#18833 closed Bug (invalid)
Model returns incorrect values from Postgres DB View
Reported by: | Owned by: | nobody | |
---|---|---|---|
Component: | Database layer (models, ORM) | Version: | 1.4 |
Severity: | Normal | Keywords: | |
Cc: | Triage Stage: | Unreviewed | |
Has patch: | no | Needs documentation: | no |
Needs tests: | no | Patch needs improvement: | no |
Easy pickings: | no | UI/UX: | no |
Description
This is essentially the same report as http://stackoverflow.com/questions/11781867/django-queryset-returns-wrong-values-from-postgresql-view
I have a database view that returns aggregate data from table.
=> \d+ valid_logins_dow_popularity View "public.valid_logins_dow_popularity" Column | Type | Modifiers | Storage | Description ------------+---------+-----------+---------+------------- logins_avg | integer | | plain | dow | integer | | plain | View definition: WITH by_dow AS ( SELECT valid_logins_over_time.count, date_part('dow'::text, valid_logins_over_time.date) AS dow FROM valid_logins_over_time ) SELECT avg(by_dow.count)::integer AS logins_avg, by_dow.dow::integer AS dow FROM by_dow GROUP BY by_dow.dow;
I have a Django model that uses that view as its data source
from django.db import models # Create your models here. class ValidLoginsDowPopularity(models.Model): class Meta: db_table = 'valid_logins_dow_popularity' managed = False logins_avg = models.IntegerField(db_column='logins_avg') # Day of Week (dow) dow = models.IntegerField(db_column='dow', primary_key=True) def __unicode__(self): return u"%d : " % (self.dow, self.logins_avg )
I have a test program that simply prints the values returned via the model
$ cat test_model.py from core.models import * v = ValidLoginsDowPopularity.objects.all().order_by('dow') for i in v: print "logins_avg : %d | dow : %d" % (i.logins_avg, i.dow)

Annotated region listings

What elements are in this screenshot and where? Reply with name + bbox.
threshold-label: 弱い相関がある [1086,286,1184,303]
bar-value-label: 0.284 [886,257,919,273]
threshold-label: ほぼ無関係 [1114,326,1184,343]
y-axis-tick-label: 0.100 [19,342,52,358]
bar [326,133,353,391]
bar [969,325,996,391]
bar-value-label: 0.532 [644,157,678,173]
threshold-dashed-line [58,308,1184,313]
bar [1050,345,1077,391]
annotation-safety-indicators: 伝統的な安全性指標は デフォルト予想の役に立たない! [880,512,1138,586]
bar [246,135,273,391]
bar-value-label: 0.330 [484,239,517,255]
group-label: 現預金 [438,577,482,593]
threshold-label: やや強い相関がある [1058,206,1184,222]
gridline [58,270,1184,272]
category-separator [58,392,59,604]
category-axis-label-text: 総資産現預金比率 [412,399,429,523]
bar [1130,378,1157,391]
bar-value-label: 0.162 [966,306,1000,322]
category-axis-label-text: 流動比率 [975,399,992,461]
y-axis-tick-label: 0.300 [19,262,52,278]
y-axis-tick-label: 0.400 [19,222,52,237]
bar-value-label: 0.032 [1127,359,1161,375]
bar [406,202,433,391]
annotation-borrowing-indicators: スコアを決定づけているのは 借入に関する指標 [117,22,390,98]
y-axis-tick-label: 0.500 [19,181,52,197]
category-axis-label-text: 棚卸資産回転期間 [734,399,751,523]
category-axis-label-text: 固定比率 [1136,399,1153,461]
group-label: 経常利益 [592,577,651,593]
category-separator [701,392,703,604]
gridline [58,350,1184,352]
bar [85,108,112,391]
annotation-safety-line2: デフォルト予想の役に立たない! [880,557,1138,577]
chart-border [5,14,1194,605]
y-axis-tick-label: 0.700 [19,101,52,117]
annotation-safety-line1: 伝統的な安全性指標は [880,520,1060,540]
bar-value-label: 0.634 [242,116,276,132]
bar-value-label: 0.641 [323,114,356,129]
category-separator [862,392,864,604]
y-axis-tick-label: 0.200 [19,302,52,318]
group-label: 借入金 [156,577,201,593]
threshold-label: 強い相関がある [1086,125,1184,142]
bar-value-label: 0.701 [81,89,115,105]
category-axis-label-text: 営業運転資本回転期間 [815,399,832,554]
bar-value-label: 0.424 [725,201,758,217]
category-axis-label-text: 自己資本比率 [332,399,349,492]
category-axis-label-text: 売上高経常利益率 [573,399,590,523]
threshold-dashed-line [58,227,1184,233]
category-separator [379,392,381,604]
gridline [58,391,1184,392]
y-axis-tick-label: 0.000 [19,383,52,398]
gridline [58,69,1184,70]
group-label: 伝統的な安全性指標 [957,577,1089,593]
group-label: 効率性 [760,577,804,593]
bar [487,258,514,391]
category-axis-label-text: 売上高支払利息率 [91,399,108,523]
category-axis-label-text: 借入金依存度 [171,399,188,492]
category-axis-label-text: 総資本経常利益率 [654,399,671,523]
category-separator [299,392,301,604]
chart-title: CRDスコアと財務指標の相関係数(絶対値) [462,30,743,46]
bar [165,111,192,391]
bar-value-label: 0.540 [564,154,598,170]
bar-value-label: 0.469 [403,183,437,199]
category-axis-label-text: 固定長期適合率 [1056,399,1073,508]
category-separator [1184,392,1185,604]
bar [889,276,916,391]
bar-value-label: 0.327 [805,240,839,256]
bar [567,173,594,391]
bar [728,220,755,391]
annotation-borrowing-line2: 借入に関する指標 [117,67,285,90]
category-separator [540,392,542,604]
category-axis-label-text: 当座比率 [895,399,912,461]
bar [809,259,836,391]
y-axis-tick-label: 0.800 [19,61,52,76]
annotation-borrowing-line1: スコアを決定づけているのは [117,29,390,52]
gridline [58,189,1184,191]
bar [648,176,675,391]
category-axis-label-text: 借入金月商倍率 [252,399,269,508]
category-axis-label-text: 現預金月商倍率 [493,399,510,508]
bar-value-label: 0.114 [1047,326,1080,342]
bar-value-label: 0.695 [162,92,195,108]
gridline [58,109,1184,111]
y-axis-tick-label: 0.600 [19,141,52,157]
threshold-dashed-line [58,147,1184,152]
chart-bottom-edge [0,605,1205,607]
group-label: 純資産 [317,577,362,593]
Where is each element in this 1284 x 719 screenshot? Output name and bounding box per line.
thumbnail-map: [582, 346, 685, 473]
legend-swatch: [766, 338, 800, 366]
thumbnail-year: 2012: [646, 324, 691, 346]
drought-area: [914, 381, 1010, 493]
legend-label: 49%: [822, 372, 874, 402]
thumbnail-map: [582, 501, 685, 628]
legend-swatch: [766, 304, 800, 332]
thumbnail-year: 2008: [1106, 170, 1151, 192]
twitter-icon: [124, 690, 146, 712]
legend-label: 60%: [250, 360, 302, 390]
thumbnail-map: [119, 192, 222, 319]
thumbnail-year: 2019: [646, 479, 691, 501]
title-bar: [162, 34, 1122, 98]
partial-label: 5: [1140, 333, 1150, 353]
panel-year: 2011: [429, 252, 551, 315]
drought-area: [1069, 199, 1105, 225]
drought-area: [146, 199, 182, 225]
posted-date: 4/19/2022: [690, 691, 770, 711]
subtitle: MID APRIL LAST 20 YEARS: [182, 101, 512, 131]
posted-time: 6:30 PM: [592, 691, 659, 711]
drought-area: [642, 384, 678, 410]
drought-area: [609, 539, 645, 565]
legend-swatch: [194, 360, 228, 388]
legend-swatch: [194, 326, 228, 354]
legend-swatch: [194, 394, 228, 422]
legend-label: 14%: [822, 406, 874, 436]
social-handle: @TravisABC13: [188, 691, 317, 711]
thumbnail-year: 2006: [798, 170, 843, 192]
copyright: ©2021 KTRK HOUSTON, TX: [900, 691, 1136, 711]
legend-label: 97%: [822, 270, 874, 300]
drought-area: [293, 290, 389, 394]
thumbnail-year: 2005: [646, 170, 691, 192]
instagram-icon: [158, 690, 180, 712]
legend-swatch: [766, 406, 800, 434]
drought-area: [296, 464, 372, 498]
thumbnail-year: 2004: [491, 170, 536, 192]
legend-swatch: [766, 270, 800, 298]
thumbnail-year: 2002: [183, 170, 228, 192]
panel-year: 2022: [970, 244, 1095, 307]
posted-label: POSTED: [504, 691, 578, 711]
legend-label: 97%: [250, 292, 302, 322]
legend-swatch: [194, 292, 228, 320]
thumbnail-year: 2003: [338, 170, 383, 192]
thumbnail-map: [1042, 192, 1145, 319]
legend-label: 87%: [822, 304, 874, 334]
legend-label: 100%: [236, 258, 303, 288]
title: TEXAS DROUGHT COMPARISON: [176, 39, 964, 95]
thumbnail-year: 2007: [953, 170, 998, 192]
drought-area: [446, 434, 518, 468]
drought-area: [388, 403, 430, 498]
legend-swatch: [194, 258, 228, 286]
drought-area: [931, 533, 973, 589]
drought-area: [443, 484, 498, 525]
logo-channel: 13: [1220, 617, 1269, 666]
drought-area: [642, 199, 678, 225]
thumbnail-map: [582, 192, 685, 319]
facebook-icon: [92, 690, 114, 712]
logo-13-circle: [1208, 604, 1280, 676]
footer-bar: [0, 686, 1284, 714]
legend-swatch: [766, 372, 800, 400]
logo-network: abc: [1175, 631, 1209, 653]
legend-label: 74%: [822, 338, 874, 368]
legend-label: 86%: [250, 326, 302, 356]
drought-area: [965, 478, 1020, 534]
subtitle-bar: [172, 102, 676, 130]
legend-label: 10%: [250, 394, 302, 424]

**Challenge 1**
What version number does the Django ticket list?
**Challenge 2**
Report how many lines of the entries contain the string "separator", matching case exactly. Give only the number.
The Django ticket and the entries are unrelated material.

**Solution 1**
1.4

**Solution 2**
7